[begin Input records]

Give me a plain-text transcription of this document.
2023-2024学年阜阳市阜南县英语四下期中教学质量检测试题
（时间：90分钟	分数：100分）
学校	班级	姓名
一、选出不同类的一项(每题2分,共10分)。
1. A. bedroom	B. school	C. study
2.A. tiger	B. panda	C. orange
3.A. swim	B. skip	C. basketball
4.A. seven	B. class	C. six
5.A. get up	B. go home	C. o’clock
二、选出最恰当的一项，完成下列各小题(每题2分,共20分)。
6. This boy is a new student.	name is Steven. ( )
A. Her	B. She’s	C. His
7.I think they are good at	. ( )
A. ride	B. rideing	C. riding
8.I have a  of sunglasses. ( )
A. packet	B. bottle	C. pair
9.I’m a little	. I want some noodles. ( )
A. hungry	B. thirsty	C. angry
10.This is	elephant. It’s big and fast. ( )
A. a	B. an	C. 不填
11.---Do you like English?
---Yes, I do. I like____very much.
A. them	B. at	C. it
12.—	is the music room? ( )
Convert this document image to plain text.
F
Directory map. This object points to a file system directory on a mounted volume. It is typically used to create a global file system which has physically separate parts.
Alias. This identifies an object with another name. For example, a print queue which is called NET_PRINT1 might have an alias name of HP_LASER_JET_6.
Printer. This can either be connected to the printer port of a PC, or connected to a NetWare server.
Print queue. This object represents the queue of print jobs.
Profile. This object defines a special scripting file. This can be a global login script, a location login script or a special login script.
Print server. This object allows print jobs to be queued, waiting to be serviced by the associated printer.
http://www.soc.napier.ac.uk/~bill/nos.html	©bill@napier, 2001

[end Input records]

(Aim) Give the number of lines in the records that contain the string "server", and nothing besides.

(Result for this exercise) 2